— DATA RECORDS —
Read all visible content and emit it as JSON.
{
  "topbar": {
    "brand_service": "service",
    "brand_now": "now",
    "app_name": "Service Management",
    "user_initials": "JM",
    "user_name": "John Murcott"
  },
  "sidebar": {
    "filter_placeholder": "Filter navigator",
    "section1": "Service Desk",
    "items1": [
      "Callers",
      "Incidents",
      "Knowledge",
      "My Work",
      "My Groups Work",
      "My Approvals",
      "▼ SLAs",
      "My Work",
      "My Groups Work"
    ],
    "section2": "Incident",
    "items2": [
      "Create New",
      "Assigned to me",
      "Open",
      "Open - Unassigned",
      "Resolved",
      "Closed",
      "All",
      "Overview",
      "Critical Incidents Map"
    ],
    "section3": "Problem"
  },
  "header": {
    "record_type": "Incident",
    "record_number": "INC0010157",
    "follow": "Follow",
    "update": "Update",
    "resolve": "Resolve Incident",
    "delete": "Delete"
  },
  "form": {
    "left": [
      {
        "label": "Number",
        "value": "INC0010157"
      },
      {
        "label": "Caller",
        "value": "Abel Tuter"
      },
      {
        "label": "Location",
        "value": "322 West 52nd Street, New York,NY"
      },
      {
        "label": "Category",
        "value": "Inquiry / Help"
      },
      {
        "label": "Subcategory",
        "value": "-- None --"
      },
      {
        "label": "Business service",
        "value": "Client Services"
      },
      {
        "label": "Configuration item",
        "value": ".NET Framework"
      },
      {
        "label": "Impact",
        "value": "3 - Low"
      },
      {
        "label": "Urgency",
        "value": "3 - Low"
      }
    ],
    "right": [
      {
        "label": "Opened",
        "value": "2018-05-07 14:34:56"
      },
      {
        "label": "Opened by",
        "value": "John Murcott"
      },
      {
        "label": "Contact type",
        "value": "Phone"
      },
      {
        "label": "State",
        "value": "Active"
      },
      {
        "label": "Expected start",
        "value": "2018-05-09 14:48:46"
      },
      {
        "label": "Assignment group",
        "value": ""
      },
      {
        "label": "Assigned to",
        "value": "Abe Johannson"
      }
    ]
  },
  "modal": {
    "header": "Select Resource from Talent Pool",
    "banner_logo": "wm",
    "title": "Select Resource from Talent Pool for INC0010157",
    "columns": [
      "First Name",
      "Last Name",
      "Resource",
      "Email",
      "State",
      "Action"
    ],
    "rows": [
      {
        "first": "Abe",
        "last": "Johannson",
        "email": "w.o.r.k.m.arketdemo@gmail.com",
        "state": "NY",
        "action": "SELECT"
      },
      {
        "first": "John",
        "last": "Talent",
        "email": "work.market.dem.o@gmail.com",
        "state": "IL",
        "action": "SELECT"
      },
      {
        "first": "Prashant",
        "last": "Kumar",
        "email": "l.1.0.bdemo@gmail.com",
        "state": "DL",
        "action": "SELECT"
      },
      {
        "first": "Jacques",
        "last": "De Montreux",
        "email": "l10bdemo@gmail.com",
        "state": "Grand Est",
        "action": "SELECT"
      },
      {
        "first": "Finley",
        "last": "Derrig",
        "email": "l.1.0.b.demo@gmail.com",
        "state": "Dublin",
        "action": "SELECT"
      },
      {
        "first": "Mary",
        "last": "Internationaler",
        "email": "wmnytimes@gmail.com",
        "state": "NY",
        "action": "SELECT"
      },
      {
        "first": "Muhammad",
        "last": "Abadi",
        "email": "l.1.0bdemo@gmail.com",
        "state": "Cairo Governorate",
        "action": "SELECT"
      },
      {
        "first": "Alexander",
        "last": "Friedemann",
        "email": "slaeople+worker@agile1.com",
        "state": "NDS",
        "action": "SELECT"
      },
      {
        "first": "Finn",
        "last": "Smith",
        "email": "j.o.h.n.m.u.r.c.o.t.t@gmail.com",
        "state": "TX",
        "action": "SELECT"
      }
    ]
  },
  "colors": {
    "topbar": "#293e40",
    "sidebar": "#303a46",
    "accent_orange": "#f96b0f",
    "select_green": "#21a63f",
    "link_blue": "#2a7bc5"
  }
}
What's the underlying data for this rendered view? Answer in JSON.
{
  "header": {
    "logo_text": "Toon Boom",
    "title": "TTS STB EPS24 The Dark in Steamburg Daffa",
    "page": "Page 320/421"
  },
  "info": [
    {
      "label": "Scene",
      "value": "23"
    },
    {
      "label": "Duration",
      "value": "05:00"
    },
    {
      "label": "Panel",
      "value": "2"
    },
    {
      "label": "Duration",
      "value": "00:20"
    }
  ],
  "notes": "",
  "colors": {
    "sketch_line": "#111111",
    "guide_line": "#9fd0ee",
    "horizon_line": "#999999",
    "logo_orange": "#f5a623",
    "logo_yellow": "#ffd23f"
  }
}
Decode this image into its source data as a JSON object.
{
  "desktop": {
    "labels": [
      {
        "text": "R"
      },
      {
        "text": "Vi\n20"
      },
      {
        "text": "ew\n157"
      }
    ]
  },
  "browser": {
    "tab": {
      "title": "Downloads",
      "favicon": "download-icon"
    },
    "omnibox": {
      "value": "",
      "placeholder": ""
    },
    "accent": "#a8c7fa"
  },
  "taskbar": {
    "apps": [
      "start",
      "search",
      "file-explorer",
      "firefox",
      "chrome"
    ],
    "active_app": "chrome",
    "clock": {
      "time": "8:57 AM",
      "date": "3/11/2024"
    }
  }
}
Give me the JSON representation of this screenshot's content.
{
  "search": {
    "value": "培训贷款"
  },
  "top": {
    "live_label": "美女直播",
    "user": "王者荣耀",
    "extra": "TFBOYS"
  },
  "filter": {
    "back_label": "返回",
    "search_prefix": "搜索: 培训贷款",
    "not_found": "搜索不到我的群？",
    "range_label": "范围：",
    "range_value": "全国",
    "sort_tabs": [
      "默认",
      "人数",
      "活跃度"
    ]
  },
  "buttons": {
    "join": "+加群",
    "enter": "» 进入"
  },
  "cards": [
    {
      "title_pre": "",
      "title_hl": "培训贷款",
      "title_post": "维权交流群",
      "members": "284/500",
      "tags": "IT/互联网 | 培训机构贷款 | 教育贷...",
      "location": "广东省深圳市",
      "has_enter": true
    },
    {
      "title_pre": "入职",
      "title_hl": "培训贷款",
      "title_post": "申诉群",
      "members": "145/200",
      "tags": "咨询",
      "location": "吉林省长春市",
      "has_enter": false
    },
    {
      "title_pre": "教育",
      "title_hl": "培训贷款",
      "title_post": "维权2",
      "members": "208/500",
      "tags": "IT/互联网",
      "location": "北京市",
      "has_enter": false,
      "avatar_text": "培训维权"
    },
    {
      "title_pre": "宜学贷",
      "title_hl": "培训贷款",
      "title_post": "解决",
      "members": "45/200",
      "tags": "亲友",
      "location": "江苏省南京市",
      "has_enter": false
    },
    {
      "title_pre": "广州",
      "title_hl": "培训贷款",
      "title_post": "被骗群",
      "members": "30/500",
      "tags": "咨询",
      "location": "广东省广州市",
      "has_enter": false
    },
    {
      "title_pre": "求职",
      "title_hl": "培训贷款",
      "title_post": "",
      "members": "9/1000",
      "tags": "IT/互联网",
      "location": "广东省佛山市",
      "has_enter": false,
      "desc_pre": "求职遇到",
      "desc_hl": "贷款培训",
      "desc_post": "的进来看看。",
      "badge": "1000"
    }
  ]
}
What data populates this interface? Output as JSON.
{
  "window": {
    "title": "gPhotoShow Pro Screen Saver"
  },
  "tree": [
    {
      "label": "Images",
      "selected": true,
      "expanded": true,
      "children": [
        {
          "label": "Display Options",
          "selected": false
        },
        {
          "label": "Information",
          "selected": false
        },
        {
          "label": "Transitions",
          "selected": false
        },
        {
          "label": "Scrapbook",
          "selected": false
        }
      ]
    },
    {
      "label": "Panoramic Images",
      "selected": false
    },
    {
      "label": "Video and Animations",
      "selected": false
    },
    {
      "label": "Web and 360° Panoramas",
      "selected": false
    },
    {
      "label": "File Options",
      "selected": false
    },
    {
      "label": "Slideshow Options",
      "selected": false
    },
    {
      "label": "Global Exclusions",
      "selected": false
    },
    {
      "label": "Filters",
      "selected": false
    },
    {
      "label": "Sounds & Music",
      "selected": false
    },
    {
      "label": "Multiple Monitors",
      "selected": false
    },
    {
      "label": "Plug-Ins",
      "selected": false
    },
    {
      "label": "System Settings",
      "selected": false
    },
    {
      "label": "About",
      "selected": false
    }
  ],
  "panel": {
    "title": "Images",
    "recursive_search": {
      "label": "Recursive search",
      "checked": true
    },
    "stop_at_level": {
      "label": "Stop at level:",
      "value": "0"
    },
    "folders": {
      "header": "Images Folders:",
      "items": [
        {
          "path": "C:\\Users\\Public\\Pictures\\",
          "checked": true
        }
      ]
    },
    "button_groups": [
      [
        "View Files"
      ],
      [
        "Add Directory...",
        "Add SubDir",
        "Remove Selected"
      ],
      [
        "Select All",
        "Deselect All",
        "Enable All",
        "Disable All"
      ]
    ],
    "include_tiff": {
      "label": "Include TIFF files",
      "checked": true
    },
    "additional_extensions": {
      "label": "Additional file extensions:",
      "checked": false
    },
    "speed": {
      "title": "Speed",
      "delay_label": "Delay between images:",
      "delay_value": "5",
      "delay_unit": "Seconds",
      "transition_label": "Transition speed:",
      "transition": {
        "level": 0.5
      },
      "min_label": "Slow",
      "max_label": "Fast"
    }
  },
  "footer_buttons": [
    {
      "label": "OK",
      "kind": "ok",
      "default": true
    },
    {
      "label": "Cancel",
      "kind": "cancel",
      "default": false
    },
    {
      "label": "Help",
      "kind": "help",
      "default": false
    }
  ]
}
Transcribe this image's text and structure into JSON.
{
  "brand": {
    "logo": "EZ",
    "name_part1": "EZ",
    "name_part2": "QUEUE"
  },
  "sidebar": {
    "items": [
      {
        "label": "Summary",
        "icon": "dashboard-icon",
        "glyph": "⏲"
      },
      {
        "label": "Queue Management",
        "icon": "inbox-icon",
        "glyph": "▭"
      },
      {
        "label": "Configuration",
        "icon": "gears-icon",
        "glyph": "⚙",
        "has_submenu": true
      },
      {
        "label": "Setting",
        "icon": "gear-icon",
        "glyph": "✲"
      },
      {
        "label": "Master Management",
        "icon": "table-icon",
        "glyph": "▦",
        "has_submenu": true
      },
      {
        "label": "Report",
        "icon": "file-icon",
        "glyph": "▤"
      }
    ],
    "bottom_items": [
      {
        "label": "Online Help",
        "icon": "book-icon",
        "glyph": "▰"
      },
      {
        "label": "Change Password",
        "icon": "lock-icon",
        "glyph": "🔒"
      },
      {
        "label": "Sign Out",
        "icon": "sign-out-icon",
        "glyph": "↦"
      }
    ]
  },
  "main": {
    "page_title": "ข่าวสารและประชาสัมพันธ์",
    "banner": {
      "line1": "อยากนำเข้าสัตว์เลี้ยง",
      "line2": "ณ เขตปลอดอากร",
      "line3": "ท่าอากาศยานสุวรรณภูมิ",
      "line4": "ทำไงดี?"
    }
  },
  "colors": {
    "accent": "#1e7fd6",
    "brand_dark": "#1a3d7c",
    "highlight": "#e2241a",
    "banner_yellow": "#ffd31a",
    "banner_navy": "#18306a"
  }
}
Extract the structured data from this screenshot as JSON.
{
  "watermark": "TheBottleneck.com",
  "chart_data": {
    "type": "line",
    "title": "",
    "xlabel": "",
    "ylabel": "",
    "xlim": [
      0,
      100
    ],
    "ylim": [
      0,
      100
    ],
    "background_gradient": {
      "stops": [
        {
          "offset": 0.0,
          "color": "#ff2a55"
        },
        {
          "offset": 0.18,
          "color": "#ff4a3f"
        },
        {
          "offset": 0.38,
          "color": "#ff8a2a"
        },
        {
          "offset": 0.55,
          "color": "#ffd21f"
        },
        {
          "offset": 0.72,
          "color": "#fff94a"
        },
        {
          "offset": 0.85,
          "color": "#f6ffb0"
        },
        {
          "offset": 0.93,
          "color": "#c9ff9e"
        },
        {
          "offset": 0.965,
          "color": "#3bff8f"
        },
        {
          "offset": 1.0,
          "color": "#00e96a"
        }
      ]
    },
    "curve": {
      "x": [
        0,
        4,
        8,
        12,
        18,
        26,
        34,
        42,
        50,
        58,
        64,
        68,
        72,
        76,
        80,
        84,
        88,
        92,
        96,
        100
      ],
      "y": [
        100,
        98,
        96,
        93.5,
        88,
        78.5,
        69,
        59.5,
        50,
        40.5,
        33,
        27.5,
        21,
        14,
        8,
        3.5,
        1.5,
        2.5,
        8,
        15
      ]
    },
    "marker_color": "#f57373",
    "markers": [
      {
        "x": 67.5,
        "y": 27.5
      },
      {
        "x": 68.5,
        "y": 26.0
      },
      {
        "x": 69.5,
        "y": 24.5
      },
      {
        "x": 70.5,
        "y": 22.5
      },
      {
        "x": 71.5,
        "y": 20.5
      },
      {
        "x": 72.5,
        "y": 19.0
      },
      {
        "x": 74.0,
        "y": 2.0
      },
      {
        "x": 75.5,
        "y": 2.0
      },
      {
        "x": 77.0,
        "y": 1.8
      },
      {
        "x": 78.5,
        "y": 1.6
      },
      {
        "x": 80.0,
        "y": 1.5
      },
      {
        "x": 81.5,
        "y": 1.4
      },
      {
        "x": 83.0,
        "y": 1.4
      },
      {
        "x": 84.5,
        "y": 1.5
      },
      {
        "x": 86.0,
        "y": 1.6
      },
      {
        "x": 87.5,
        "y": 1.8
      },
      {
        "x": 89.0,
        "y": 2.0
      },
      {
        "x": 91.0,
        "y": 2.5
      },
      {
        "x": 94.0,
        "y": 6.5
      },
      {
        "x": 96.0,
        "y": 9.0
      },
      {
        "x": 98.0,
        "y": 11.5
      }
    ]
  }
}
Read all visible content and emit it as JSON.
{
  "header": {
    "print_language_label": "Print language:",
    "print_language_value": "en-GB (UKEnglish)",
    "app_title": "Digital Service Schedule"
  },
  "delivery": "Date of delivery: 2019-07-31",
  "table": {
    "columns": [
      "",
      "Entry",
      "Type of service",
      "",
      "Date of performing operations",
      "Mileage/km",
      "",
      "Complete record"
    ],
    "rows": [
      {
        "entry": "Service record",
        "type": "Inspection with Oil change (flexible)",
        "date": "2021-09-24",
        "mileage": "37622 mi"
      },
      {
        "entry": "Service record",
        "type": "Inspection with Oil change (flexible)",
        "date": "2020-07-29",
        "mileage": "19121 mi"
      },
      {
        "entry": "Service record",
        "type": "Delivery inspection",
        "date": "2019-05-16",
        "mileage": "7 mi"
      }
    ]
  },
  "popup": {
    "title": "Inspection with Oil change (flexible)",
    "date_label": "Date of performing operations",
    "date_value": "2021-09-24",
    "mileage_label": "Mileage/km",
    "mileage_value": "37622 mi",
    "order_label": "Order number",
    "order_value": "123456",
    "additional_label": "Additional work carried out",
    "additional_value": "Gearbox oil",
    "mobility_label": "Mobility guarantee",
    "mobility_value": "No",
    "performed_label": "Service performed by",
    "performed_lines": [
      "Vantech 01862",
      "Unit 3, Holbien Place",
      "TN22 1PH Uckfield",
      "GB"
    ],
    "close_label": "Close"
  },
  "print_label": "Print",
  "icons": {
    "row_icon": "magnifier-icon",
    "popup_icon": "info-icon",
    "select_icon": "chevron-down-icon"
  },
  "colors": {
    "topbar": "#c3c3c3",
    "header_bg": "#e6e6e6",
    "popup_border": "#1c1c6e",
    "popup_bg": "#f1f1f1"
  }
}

— INSTRUCTIONS TO FOLLOW —
Select every line of the records holding the string "true".

— SOLUTION TO THIS EXERCISE —
      "has_enter": true
      "selected": true,
      "expanded": true,
      "checked": true
          "checked": true
      "checked": true
      "default": true
        "has_submenu": true
        "has_submenu": true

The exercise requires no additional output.